— Start —
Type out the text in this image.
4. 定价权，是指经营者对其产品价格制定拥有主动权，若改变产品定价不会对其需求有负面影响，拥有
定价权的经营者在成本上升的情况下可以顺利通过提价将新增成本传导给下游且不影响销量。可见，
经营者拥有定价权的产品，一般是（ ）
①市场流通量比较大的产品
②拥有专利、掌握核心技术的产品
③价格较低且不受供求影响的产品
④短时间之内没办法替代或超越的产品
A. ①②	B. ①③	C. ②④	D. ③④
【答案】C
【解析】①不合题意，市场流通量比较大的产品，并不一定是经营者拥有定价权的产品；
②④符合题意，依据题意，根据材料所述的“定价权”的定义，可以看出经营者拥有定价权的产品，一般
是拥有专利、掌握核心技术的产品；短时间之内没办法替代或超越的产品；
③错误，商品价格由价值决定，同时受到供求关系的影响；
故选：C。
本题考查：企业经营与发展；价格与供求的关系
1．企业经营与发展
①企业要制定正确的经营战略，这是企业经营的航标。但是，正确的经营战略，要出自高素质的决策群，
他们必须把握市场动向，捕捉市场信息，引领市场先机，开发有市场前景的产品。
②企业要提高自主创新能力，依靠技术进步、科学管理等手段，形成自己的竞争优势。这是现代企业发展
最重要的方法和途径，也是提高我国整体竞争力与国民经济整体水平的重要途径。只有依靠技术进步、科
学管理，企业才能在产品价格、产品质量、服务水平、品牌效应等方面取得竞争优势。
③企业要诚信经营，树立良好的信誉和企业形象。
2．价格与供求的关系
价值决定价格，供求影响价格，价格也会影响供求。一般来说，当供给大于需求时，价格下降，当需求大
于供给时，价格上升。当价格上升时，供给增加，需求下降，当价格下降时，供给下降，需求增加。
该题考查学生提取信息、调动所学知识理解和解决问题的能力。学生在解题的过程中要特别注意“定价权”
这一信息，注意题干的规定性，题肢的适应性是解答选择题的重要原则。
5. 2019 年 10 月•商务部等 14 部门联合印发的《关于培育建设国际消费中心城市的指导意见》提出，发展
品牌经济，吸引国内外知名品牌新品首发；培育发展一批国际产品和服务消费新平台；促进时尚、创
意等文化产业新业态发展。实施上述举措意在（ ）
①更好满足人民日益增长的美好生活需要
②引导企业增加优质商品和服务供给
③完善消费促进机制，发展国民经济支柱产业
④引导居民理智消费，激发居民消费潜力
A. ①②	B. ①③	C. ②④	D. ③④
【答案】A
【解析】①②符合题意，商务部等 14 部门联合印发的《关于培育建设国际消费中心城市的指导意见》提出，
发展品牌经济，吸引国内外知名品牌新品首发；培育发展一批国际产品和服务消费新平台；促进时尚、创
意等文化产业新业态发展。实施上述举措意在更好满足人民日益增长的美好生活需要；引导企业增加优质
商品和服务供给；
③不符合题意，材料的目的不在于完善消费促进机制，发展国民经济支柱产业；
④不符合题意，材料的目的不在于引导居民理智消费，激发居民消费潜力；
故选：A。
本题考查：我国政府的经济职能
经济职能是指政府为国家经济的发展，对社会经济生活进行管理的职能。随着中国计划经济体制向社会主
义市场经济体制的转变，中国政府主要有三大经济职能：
— End —
» PROBLEM TO SOLVE:
Make an exact copy of the data above.

» CORRECT ANSWER:
Type out the text in this image.
4. 定价权，是指经营者对其产品价格制定拥有主动权，若改变产品定价不会对其需求有负面影响，拥有
定价权的经营者在成本上升的情况下可以顺利通过提价将新增成本传导给下游且不影响销量。可见，
经营者拥有定价权的产品，一般是（ ）
①市场流通量比较大的产品
②拥有专利、掌握核心技术的产品
③价格较低且不受供求影响的产品
④短时间之内没办法替代或超越的产品
A. ①②	B. ①③	C. ②④	D. ③④
【答案】C
【解析】①不合题意，市场流通量比较大的产品，并不一定是经营者拥有定价权的产品；
②④符合题意，依据题意，根据材料所述的“定价权”的定义，可以看出经营者拥有定价权的产品，一般
是拥有专利、掌握核心技术的产品；短时间之内没办法替代或超越的产品；
③错误，商品价格由价值决定，同时受到供求关系的影响；
故选：C。
本题考查：企业经营与发展；价格与供求的关系
1．企业经营与发展
①企业要制定正确的经营战略，这是企业经营的航标。但是，正确的经营战略，要出自高素质的决策群，
他们必须把握市场动向，捕捉市场信息，引领市场先机，开发有市场前景的产品。
②企业要提高自主创新能力，依靠技术进步、科学管理等手段，形成自己的竞争优势。这是现代企业发展
最重要的方法和途径，也是提高我国整体竞争力与国民经济整体水平的重要途径。只有依靠技术进步、科
学管理，企业才能在产品价格、产品质量、服务水平、品牌效应等方面取得竞争优势。
③企业要诚信经营，树立良好的信誉和企业形象。
2．价格与供求的关系
价值决定价格，供求影响价格，价格也会影响供求。一般来说，当供给大于需求时，价格下降，当需求大
于供给时，价格上升。当价格上升时，供给增加，需求下降，当价格下降时，供给下降，需求增加。
该题考查学生提取信息、调动所学知识理解和解决问题的能力。学生在解题的过程中要特别注意“定价权”
这一信息，注意题干的规定性，题肢的适应性是解答选择题的重要原则。
5. 2019 年 10 月•商务部等 14 部门联合印发的《关于培育建设国际消费中心城市的指导意见》提出，发展
品牌经济，吸引国内外知名品牌新品首发；培育发展一批国际产品和服务消费新平台；促进时尚、创
意等文化产业新业态发展。实施上述举措意在（ ）
①更好满足人民日益增长的美好生活需要
②引导企业增加优质商品和服务供给
③完善消费促进机制，发展国民经济支柱产业
④引导居民理智消费，激发居民消费潜力
A. ①②	B. ①③	C. ②④	D. ③④
【答案】A
【解析】①②符合题意，商务部等 14 部门联合印发的《关于培育建设国际消费中心城市的指导意见》提出，
发展品牌经济，吸引国内外知名品牌新品首发；培育发展一批国际产品和服务消费新平台；促进时尚、创
意等文化产业新业态发展。实施上述举措意在更好满足人民日益增长的美好生活需要；引导企业增加优质
商品和服务供给；
③不符合题意，材料的目的不在于完善消费促进机制，发展国民经济支柱产业；
④不符合题意，材料的目的不在于引导居民理智消费，激发居民消费潜力；
故选：A。
本题考查：我国政府的经济职能
经济职能是指政府为国家经济的发展，对社会经济生活进行管理的职能。随着中国计划经济体制向社会主
义市场经济体制的转变，中国政府主要有三大经济职能：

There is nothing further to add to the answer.